Write out the full listing again, exactly as it stands.
------ ENTRIES SUPPLIED
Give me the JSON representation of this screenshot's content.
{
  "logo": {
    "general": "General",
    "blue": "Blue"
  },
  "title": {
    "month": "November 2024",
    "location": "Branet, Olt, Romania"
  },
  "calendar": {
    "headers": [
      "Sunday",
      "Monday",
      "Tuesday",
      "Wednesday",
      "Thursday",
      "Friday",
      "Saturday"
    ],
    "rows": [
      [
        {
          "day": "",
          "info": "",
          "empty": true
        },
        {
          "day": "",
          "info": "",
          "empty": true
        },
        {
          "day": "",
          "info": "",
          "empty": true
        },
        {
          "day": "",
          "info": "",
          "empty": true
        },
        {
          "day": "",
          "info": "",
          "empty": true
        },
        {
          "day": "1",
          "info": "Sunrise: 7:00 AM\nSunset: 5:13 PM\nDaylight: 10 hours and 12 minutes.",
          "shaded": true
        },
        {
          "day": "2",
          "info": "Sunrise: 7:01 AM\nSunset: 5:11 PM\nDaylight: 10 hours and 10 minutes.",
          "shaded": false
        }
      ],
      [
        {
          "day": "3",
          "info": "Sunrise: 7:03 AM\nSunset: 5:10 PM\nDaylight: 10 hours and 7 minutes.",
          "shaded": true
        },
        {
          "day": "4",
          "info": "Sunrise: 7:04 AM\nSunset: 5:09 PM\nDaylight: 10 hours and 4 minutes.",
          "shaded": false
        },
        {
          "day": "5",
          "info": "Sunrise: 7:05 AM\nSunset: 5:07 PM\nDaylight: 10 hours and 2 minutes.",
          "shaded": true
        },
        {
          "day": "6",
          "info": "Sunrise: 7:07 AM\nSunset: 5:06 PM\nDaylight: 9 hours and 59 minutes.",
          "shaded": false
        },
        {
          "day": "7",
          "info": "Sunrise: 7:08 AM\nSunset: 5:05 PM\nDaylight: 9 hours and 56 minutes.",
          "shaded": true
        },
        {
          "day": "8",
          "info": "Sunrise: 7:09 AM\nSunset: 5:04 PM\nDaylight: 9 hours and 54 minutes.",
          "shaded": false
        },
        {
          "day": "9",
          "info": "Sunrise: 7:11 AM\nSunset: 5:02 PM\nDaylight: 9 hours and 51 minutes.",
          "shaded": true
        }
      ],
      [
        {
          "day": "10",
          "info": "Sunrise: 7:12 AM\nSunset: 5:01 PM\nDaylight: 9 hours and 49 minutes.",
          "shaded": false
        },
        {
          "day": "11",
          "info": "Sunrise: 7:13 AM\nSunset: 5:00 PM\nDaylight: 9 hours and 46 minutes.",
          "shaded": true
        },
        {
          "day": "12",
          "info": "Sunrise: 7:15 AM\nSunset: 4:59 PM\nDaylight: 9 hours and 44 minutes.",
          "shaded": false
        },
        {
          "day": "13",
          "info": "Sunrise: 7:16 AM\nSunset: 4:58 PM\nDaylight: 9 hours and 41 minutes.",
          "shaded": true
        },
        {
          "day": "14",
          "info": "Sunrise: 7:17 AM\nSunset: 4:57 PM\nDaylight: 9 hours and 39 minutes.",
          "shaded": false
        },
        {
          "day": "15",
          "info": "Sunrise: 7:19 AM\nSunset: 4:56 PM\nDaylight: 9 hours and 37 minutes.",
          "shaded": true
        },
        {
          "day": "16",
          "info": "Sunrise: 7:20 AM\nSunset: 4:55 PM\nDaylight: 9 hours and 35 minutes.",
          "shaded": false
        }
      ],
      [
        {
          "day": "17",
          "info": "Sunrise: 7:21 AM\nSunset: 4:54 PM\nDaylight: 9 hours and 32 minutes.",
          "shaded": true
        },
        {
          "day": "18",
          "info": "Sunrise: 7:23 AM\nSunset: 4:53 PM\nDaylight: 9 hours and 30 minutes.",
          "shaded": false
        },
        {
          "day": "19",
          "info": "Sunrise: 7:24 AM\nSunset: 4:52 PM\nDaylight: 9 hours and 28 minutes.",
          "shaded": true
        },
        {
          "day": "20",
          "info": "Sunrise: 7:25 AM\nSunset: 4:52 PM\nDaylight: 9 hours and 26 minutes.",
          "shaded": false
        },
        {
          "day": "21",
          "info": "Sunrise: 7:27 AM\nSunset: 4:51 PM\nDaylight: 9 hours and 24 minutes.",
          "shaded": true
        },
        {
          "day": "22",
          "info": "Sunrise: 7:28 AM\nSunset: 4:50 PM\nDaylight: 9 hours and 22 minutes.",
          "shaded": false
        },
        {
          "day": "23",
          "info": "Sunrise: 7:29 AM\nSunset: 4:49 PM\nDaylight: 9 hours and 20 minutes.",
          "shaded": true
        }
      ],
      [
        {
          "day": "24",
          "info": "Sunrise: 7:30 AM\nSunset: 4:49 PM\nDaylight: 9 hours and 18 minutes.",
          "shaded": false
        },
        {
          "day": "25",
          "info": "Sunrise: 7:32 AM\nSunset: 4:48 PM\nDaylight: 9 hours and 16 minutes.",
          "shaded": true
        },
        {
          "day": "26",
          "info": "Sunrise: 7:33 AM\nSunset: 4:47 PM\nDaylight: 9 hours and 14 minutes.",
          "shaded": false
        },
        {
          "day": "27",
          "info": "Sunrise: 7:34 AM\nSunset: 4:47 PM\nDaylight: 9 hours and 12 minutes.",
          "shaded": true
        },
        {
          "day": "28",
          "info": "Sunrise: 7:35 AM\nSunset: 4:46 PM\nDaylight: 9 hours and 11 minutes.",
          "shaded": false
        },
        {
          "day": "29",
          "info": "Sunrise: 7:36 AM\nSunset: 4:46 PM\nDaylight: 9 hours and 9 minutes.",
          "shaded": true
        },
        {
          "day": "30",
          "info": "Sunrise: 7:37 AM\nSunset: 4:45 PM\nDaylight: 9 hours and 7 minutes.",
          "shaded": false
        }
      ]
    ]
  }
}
------------
CORRECT OUTPUT:
Give me the JSON representation of this screenshot's content.
{
  "logo": {
    "general": "General",
    "blue": "Blue"
  },
  "title": {
    "month": "November 2024",
    "location": "Branet, Olt, Romania"
  },
  "calendar": {
    "headers": [
      "Sunday",
      "Monday",
      "Tuesday",
      "Wednesday",
      "Thursday",
      "Friday",
      "Saturday"
    ],
    "rows": [
      [
        {
          "day": "",
          "info": "",
          "empty": true
        },
        {
          "day": "",
          "info": "",
          "empty": true
        },
        {
          "day": "",
          "info": "",
          "empty": true
        },
        {
          "day": "",
          "info": "",
          "empty": true
        },
        {
          "day": "",
          "info": "",
          "empty": true
        },
        {
          "day": "1",
          "info": "Sunrise: 7:00 AM\nSunset: 5:13 PM\nDaylight: 10 hours and 12 minutes.",
          "shaded": true
        },
        {
          "day": "2",
          "info": "Sunrise: 7:01 AM\nSunset: 5:11 PM\nDaylight: 10 hours and 10 minutes.",
          "shaded": false
        }
      ],
      [
        {
          "day": "3",
          "info": "Sunrise: 7:03 AM\nSunset: 5:10 PM\nDaylight: 10 hours and 7 minutes.",
          "shaded": true
        },
        {
          "day": "4",
          "info": "Sunrise: 7:04 AM\nSunset: 5:09 PM\nDaylight: 10 hours and 4 minutes.",
          "shaded": false
        },
        {
          "day": "5",
          "info": "Sunrise: 7:05 AM\nSunset: 5:07 PM\nDaylight: 10 hours and 2 minutes.",
          "shaded": true
        },
        {
          "day": "6",
          "info": "Sunrise: 7:07 AM\nSunset: 5:06 PM\nDaylight: 9 hours and 59 minutes.",
          "shaded": false
        },
        {
          "day": "7",
          "info": "Sunrise: 7:08 AM\nSunset: 5:05 PM\nDaylight: 9 hours and 56 minutes.",
          "shaded": true
        },
        {
          "day": "8",
          "info": "Sunrise: 7:09 AM\nSunset: 5:04 PM\nDaylight: 9 hours and 54 minutes.",
          "shaded": false
        },
        {
          "day": "9",
          "info": "Sunrise: 7:11 AM\nSunset: 5:02 PM\nDaylight: 9 hours and 51 minutes.",
          "shaded": true
        }
      ],
      [
        {
          "day": "10",
          "info": "Sunrise: 7:12 AM\nSunset: 5:01 PM\nDaylight: 9 hours and 49 minutes.",
          "shaded": false
        },
        {
          "day": "11",
          "info": "Sunrise: 7:13 AM\nSunset: 5:00 PM\nDaylight: 9 hours and 46 minutes.",
          "shaded": true
        },
        {
          "day": "12",
          "info": "Sunrise: 7:15 AM\nSunset: 4:59 PM\nDaylight: 9 hours and 44 minutes.",
          "shaded": false
        },
        {
          "day": "13",
          "info": "Sunrise: 7:16 AM\nSunset: 4:58 PM\nDaylight: 9 hours and 41 minutes.",
          "shaded": true
        },
        {
          "day": "14",
          "info": "Sunrise: 7:17 AM\nSunset: 4:57 PM\nDaylight: 9 hours and 39 minutes.",
          "shaded": false
        },
        {
          "day": "15",
          "info": "Sunrise: 7:19 AM\nSunset: 4:56 PM\nDaylight: 9 hours and 37 minutes.",
          "shaded": true
        },
        {
          "day": "16",
          "info": "Sunrise: 7:20 AM\nSunset: 4:55 PM\nDaylight: 9 hours and 35 minutes.",
          "shaded": false
        }
      ],
      [
        {
          "day": "17",
          "info": "Sunrise: 7:21 AM\nSunset: 4:54 PM\nDaylight: 9 hours and 32 minutes.",
          "shaded": true
        },
        {
          "day": "18",
          "info": "Sunrise: 7:23 AM\nSunset: 4:53 PM\nDaylight: 9 hours and 30 minutes.",
          "shaded": false
        },
        {
          "day": "19",
          "info": "Sunrise: 7:24 AM\nSunset: 4:52 PM\nDaylight: 9 hours and 28 minutes.",
          "shaded": true
        },
        {
          "day": "20",
          "info": "Sunrise: 7:25 AM\nSunset: 4:52 PM\nDaylight: 9 hours and 26 minutes.",
          "shaded": false
        },
        {
          "day": "21",
          "info": "Sunrise: 7:27 AM\nSunset: 4:51 PM\nDaylight: 9 hours and 24 minutes.",
          "shaded": true
        },
        {
          "day": "22",
          "info": "Sunrise: 7:28 AM\nSunset: 4:50 PM\nDaylight: 9 hours and 22 minutes.",
          "shaded": false
        },
        {
          "day": "23",
          "info": "Sunrise: 7:29 AM\nSunset: 4:49 PM\nDaylight: 9 hours and 20 minutes.",
          "shaded": true
        }
      ],
      [
        {
          "day": "24",
          "info": "Sunrise: 7:30 AM\nSunset: 4:49 PM\nDaylight: 9 hours and 18 minutes.",
          "shaded": false
        },
        {
          "day": "25",
          "info": "Sunrise: 7:32 AM\nSunset: 4:48 PM\nDaylight: 9 hours and 16 minutes.",
          "shaded": true
        },
        {
          "day": "26",
          "info": "Sunrise: 7:33 AM\nSunset: 4:47 PM\nDaylight: 9 hours and 14 minutes.",
          "shaded": false
        },
        {
          "day": "27",
          "info": "Sunrise: 7:34 AM\nSunset: 4:47 PM\nDaylight: 9 hours and 12 minutes.",
          "shaded": true
        },
        {
          "day": "28",
          "info": "Sunrise: 7:35 AM\nSunset: 4:46 PM\nDaylight: 9 hours and 11 minutes.",
          "shaded": false
        },
        {
          "day": "29",
          "info": "Sunrise: 7:36 AM\nSunset: 4:46 PM\nDaylight: 9 hours and 9 minutes.",
          "shaded": true
        },
        {
          "day": "30",
          "info": "Sunrise: 7:37 AM\nSunset: 4:45 PM\nDaylight: 9 hours and 7 minutes.",
          "shaded": false
        }
      ]
    ]
  }
}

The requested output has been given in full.